Problem statement
Gather all lines containing the string "strokes" and copy them out.

Records from a collection
>>>

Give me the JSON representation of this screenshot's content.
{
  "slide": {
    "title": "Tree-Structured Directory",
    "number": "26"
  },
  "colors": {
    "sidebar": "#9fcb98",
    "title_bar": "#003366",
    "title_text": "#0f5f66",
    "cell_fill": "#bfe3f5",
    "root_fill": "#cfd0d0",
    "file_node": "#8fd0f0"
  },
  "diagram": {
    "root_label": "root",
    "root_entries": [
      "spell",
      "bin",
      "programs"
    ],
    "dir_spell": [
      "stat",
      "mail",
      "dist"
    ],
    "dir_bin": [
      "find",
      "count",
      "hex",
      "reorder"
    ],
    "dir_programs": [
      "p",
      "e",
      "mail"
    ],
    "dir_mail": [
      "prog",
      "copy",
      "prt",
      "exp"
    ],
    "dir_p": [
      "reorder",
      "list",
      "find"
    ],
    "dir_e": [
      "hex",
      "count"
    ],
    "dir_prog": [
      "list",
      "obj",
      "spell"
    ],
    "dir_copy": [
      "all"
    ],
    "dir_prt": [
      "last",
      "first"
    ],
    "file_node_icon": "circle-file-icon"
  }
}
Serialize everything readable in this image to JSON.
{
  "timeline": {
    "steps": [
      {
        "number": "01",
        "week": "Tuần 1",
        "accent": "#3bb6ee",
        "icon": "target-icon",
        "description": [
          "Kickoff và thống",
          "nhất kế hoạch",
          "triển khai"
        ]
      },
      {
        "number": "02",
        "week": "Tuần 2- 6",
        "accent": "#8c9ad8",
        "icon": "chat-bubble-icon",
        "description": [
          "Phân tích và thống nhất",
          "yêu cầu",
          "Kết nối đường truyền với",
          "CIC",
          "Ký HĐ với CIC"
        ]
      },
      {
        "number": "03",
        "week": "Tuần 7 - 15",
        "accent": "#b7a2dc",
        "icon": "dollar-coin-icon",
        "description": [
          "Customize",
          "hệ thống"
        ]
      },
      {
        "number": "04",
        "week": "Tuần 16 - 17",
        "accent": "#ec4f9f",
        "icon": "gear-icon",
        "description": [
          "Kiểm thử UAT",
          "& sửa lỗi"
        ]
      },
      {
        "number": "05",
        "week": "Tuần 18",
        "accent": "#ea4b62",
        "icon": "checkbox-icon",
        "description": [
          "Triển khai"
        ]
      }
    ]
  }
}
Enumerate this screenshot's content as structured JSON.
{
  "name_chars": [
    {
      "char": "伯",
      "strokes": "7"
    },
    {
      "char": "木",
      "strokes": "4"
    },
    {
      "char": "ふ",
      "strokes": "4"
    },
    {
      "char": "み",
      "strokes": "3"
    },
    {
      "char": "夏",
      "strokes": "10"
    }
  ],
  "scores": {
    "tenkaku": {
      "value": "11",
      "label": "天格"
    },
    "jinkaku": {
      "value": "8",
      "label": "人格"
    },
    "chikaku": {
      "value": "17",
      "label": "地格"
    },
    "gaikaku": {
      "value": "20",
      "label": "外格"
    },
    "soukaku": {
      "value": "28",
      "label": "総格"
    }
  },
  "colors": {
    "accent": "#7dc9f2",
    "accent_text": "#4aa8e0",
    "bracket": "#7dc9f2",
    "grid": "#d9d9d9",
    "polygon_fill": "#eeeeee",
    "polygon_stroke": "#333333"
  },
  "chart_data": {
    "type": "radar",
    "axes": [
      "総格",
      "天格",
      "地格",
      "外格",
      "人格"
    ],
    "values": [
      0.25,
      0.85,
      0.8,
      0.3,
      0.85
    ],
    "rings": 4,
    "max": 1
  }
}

<<<

Task answer
      "strokes": "7"
      "strokes": "4"
      "strokes": "4"
      "strokes": "3"
      "strokes": "10"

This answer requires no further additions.